> Challenge: All of the material below is to be returned exactly.

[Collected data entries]
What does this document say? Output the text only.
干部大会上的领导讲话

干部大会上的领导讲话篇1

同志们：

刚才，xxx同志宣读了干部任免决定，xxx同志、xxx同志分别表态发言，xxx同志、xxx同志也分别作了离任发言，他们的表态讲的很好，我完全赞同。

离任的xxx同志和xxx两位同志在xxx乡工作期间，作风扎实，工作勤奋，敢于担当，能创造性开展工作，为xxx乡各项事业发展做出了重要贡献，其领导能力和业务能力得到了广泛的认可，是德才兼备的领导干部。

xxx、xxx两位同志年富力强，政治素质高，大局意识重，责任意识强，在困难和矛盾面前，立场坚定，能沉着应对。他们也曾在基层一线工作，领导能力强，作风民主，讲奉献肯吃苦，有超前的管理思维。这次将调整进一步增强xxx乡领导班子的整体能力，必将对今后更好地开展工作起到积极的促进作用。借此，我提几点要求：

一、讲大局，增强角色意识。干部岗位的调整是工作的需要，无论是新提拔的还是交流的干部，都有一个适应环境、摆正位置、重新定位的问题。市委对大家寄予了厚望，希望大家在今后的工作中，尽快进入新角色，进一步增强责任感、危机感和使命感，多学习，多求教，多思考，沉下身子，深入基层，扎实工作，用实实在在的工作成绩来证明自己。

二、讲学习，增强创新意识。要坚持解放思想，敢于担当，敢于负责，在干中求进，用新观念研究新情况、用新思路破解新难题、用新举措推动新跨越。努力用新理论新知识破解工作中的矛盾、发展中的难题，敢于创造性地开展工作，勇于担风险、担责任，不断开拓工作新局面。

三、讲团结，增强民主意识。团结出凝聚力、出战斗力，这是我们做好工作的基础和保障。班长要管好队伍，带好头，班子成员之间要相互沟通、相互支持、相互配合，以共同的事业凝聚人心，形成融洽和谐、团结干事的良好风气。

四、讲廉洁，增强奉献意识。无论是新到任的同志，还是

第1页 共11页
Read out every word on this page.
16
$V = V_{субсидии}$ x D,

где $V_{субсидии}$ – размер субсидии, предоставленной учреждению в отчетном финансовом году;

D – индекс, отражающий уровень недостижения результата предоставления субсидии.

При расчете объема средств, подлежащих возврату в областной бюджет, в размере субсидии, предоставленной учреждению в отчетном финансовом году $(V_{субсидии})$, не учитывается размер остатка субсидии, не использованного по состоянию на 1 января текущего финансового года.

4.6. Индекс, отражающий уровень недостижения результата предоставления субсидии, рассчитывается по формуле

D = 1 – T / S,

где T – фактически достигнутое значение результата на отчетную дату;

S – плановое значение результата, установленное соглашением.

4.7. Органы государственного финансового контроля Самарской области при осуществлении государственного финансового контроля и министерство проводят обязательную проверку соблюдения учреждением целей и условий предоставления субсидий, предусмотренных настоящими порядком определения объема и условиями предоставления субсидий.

> Correct output:
What does this document say? Output the text only.
干部大会上的领导讲话

干部大会上的领导讲话篇1

同志们：

刚才，xxx同志宣读了干部任免决定，xxx同志、xxx同志分别表态发言，xxx同志、xxx同志也分别作了离任发言，他们的表态讲的很好，我完全赞同。

离任的xxx同志和xxx两位同志在xxx乡工作期间，作风扎实，工作勤奋，敢于担当，能创造性开展工作，为xxx乡各项事业发展做出了重要贡献，其领导能力和业务能力得到了广泛的认可，是德才兼备的领导干部。

xxx、xxx两位同志年富力强，政治素质高，大局意识重，责任意识强，在困难和矛盾面前，立场坚定，能沉着应对。他们也曾在基层一线工作，领导能力强，作风民主，讲奉献肯吃苦，有超前的管理思维。这次将调整进一步增强xxx乡领导班子的整体能力，必将对今后更好地开展工作起到积极的促进作用。借此，我提几点要求：

一、讲大局，增强角色意识。干部岗位的调整是工作的需要，无论是新提拔的还是交流的干部，都有一个适应环境、摆正位置、重新定位的问题。市委对大家寄予了厚望，希望大家在今后的工作中，尽快进入新角色，进一步增强责任感、危机感和使命感，多学习，多求教，多思考，沉下身子，深入基层，扎实工作，用实实在在的工作成绩来证明自己。

二、讲学习，增强创新意识。要坚持解放思想，敢于担当，敢于负责，在干中求进，用新观念研究新情况、用新思路破解新难题、用新举措推动新跨越。努力用新理论新知识破解工作中的矛盾、发展中的难题，敢于创造性地开展工作，勇于担风险、担责任，不断开拓工作新局面。

三、讲团结，增强民主意识。团结出凝聚力、出战斗力，这是我们做好工作的基础和保障。班长要管好队伍，带好头，班子成员之间要相互沟通、相互支持、相互配合，以共同的事业凝聚人心，形成融洽和谐、团结干事的良好风气。

四、讲廉洁，增强奉献意识。无论是新到任的同志，还是

第1页 共11页
Read out every word on this page.
16
$V = V_{субсидии}$ x D,

где $V_{субсидии}$ – размер субсидии, предоставленной учреждению в отчетном финансовом году;

D – индекс, отражающий уровень недостижения результата предоставления субсидии.

При расчете объема средств, подлежащих возврату в областной бюджет, в размере субсидии, предоставленной учреждению в отчетном финансовом году $(V_{субсидии})$, не учитывается размер остатка субсидии, не использованного по состоянию на 1 января текущего финансового года.

4.6. Индекс, отражающий уровень недостижения результата предоставления субсидии, рассчитывается по формуле

D = 1 – T / S,

где T – фактически достигнутое значение результата на отчетную дату;

S – плановое значение результата, установленное соглашением.

4.7. Органы государственного финансового контроля Самарской области при осуществлении государственного финансового контроля и министерство проводят обязательную проверку соблюдения учреждением целей и условий предоставления субсидий, предусмотренных настоящими порядком определения объема и условиями предоставления субсидий.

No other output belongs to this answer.